Dialectical Behaviour Therapy — usually shortened to DBT — is a structured form of talking therapy designed to help people who experience emotions very intensely. It focuses on building practical skills for managing those emotions, getting through difficult moments without making things worse, and improving relationships with the people around you.

How DBT therapy works

DBT is built around four core areas of skill, each addressing a different part of how we experience and respond to difficult situations. These aren't just concepts to understand — they're practical tools that are introduced gradually and practised over time.

Mindfulness is the foundation that everything else in DBT builds on. In this context, mindfulness isn't about meditation or achieving a calm state — it's about learning to observe what's happening inside you (your thoughts, feelings, and physical sensations) without immediately reacting or judging yourself for having them. With practice, this creates a small but important pause between an emotion arriving and your response to it — and that pause is where most of the other skills come in.

Emotion regulation starts from the recognition that intense emotions aren't a character flaw — they're often a learned response to difficult experiences. This part of DBT helps you get better at identifying what you're actually feeling (which isn't always obvious in the moment), understanding what tends to trigger those feelings, and finding healthier ways to respond rather than being swept along by the intensity of the emotion. It also looks at the everyday things — sleep, routine, physical health — that quietly affect how emotionally resilient we are from one day to the next.

Distress tolerance is concerned with those moments when the emotional intensity is so high that longer-term solutions don't feel accessible — when you just need to get through the next hour without things getting worse. Rather than trying to fix the situation immediately, distress tolerance gives you a toolkit of ways to ride out that intensity, including a concept called radical acceptance: the idea that acknowledging a situation for what it is, rather than fighting against the reality of it, can itself reduce suffering even when nothing else has changed.

Interpersonal effectiveness looks at how you relate to and communicate with other people. It covers things like expressing what you need clearly and directly, being able to say no without guilt or conflict, and maintaining relationships that matter to you while also holding onto your own self-respect. For many people, the patterns that play out in close relationships are one of the most difficult areas to change — this part of DBT gives that the specific attention it needs.

What this exercise asks →
1. Rewrite the DBT text from the words "How DBT therapy" through "skills come in.", substituting "gap" for each "pause".
2. Answer these questions from the DBT text:
(a) What is the full name that DBT abbreviates?
(b) Which everyday things does the text say affect emotional resilience?
(c) What concept is included in the distress tolerance toolkit?

Dataset excerpts:

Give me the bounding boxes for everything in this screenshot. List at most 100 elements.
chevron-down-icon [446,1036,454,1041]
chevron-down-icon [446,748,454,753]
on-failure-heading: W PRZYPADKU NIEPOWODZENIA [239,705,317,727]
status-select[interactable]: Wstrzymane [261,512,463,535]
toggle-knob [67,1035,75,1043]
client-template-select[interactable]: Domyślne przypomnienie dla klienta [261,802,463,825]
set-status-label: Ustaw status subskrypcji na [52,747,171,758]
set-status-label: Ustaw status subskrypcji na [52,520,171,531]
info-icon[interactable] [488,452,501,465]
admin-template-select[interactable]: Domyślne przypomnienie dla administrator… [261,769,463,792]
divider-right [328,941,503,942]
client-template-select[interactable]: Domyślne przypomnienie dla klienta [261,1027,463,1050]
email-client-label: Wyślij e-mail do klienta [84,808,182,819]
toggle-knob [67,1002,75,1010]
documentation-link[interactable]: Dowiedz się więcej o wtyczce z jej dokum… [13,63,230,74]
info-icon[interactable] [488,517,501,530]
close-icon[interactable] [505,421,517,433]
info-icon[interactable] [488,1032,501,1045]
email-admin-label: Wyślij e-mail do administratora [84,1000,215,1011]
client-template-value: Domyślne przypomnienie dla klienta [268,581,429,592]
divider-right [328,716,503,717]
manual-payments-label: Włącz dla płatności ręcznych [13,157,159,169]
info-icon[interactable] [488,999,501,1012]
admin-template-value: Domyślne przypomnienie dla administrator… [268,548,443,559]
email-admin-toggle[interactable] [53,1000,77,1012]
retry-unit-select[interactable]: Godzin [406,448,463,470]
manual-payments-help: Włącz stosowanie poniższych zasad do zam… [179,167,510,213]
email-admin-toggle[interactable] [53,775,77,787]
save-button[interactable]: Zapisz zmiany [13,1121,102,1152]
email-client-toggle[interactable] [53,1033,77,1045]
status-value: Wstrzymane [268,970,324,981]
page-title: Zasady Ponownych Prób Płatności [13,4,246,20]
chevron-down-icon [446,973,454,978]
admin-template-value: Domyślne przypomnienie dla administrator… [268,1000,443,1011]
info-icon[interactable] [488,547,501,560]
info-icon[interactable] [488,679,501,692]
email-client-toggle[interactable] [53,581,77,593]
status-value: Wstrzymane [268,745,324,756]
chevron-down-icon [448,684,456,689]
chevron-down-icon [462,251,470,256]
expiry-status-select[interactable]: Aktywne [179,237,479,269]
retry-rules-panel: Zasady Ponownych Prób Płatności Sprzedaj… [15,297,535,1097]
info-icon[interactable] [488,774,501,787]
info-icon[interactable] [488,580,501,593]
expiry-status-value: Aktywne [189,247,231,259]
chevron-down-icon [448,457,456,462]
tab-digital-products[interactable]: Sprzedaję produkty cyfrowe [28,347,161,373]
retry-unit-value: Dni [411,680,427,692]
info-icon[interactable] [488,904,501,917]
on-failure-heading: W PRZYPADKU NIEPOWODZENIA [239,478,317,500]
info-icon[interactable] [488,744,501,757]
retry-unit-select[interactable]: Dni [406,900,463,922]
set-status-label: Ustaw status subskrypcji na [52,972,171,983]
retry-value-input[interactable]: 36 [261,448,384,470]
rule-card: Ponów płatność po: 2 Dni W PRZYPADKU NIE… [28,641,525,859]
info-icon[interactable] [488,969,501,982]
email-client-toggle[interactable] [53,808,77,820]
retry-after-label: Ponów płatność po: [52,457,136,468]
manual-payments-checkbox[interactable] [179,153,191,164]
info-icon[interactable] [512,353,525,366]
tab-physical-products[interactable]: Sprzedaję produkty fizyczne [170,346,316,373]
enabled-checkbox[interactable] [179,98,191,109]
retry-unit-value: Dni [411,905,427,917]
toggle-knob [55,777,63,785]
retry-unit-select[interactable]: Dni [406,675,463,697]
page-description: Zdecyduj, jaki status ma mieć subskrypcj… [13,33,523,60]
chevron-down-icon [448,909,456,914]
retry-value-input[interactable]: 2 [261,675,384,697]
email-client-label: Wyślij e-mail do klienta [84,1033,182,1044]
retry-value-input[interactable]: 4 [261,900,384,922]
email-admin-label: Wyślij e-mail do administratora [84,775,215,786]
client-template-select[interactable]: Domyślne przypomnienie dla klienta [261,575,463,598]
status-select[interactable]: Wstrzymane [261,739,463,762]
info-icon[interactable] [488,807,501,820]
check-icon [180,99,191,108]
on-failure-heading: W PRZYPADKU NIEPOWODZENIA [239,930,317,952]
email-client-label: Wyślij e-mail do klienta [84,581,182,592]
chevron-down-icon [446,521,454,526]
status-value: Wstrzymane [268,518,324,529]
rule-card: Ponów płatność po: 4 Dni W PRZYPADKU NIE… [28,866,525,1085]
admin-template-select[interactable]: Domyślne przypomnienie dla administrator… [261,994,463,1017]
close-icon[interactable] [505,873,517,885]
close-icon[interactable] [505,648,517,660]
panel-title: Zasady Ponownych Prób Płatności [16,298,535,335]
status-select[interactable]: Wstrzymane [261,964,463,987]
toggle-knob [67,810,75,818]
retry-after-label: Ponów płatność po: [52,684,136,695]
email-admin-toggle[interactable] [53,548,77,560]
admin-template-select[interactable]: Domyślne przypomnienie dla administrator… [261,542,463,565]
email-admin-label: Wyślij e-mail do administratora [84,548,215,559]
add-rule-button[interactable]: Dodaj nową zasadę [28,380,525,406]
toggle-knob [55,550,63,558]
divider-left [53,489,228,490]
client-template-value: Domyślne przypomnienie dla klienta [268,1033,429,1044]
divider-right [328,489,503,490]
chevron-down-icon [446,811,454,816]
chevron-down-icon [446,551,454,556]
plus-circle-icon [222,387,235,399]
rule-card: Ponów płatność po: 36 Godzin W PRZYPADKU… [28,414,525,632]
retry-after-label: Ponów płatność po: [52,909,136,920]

Results of the tasks →
1.
How DBT therapy works

DBT is built around four core areas of skill, each addressing a different part of how we experience and respond to difficult situations. These aren't just concepts to understand — they're practical tools that are introduced gradually and practised over time.

Mindfulness is the foundation that everything else in DBT builds on. In this context, mindfulness isn't about meditation or achieving a calm state — it's about learning to observe what's happening inside you (your thoughts, feelings, and physical sensations) without immediately reacting or judging yourself for having them. With practice, this creates a small but important gap between an emotion arriving and your response to it — and that gap is where most of the other skills come in.

2.
(a) Dialectical Behaviour Therapy
(b) Sleep, routine, and physical health
(c) Radical acceptance